Given instruction: Search the records below for the word "selector". Pull out each line that has it.

Data for processing:
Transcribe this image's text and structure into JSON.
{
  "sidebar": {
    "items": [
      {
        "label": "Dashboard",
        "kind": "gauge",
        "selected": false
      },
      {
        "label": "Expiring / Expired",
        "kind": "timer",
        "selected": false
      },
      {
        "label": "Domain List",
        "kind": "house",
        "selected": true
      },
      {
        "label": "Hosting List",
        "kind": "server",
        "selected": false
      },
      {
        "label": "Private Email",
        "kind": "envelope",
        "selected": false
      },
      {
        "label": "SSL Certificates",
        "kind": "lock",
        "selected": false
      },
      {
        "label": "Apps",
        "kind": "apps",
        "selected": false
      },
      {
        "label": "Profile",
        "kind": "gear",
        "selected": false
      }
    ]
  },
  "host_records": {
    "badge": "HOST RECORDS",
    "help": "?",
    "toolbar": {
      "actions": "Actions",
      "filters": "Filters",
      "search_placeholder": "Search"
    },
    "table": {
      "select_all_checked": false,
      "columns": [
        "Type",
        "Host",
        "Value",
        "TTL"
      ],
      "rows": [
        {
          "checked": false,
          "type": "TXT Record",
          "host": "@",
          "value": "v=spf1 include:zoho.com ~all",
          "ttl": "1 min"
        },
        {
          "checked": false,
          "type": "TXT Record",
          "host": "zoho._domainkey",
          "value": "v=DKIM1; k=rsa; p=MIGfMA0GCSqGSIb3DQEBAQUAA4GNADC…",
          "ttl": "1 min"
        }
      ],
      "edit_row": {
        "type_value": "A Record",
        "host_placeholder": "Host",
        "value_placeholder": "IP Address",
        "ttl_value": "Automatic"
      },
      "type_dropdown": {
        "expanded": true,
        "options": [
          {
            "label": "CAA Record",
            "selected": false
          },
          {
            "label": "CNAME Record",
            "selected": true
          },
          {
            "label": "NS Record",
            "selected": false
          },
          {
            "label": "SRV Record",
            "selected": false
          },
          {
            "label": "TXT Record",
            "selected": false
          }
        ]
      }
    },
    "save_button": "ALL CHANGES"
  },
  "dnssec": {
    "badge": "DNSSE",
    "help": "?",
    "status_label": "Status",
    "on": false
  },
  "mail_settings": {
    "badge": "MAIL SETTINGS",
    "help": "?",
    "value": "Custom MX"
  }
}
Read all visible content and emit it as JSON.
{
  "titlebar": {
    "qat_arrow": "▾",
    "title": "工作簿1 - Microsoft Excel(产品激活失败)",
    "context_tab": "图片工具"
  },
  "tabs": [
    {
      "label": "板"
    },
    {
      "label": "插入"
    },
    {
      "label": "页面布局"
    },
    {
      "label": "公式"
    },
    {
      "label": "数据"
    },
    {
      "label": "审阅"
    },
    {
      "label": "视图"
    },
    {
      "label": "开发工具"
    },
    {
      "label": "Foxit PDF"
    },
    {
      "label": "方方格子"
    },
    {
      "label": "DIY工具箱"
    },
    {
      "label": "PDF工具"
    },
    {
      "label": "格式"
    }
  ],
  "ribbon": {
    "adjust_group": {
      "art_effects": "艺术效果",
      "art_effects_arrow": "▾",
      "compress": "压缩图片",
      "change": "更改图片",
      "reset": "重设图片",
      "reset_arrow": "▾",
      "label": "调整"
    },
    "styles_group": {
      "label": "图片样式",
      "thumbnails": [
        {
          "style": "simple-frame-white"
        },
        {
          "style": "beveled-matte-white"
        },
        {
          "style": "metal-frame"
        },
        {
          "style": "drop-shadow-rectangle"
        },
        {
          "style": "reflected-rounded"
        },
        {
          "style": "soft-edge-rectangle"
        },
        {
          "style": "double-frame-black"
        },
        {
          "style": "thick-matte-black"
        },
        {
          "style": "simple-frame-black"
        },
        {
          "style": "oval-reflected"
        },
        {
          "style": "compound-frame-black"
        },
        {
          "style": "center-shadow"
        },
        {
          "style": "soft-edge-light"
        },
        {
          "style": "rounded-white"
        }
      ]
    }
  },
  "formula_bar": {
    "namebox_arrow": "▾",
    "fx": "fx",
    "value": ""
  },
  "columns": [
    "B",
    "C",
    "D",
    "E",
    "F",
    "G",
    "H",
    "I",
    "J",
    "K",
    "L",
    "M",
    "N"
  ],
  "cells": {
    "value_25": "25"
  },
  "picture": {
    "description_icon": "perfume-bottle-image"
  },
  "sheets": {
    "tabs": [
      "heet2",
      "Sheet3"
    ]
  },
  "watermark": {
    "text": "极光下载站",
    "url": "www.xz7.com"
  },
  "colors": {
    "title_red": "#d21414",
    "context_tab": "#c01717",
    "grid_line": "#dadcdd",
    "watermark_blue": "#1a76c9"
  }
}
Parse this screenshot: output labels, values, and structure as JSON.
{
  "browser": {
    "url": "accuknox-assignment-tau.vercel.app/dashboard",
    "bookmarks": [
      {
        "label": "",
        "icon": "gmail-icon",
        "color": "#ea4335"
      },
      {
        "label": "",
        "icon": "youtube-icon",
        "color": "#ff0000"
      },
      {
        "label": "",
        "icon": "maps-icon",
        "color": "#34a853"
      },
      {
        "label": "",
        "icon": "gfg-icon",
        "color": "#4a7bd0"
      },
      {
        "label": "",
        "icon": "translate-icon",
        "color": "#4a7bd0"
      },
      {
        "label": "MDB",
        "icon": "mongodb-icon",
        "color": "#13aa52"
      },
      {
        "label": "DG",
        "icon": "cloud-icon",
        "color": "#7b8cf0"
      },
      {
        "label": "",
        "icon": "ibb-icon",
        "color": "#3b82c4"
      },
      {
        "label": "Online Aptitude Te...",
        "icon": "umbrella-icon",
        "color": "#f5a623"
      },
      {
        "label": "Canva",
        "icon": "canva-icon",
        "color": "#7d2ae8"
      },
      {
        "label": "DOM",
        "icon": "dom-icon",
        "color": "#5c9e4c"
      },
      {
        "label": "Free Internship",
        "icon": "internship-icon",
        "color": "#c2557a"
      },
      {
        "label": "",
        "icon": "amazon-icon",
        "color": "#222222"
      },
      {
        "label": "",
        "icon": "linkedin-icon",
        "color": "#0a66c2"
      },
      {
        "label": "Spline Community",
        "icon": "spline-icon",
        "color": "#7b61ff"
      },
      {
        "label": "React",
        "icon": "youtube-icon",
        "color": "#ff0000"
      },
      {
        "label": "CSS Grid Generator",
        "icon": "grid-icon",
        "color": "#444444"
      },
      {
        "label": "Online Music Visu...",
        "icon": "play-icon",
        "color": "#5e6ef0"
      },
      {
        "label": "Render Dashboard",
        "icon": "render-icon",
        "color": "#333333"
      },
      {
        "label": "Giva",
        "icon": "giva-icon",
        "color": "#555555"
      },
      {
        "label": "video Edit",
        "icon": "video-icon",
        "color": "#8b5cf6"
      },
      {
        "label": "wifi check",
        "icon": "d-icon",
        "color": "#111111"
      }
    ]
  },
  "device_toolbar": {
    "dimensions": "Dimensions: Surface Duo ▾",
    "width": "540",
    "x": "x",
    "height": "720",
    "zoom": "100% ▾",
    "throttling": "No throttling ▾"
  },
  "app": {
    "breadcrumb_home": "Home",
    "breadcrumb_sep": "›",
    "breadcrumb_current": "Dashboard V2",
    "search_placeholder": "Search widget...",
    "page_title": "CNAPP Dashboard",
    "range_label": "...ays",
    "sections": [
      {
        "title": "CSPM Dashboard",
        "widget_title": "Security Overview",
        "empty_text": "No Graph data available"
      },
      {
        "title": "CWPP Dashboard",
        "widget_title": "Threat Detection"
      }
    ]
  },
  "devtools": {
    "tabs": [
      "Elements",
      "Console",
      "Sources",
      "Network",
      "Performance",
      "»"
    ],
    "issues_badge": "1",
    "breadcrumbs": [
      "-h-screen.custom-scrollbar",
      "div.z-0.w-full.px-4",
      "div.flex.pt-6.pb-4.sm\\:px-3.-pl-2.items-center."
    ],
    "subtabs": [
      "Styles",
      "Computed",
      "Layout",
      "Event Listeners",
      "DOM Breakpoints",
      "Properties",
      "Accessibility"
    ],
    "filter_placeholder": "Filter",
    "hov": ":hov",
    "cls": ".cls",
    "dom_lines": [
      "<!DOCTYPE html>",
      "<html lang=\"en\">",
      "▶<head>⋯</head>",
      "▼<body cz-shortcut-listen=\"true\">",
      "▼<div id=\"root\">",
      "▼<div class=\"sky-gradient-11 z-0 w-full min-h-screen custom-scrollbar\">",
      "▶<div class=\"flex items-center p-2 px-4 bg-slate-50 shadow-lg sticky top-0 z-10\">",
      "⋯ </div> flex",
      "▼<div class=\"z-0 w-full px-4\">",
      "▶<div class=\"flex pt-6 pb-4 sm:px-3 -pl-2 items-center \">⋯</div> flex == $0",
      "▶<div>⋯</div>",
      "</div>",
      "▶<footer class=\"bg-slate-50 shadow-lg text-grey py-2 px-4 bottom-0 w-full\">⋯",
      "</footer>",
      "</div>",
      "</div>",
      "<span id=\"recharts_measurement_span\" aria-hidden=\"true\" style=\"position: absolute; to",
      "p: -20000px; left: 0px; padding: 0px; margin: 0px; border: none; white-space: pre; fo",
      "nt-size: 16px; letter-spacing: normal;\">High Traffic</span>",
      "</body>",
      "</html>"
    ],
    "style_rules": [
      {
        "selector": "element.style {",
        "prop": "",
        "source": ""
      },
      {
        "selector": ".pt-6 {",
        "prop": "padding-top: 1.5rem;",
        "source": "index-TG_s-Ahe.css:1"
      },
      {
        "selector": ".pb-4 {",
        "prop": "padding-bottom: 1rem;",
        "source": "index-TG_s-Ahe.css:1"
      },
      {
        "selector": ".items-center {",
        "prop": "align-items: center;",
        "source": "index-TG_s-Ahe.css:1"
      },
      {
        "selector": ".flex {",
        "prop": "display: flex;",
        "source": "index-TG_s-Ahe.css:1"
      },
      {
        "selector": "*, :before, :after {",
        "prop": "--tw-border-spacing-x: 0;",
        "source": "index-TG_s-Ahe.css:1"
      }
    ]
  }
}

Response:
        "selector": "element.style {",
        "selector": ".pt-6 {",
        "selector": ".pb-4 {",
        "selector": ".items-center {",
        "selector": ".flex {",
        "selector": "*, :before, :after {",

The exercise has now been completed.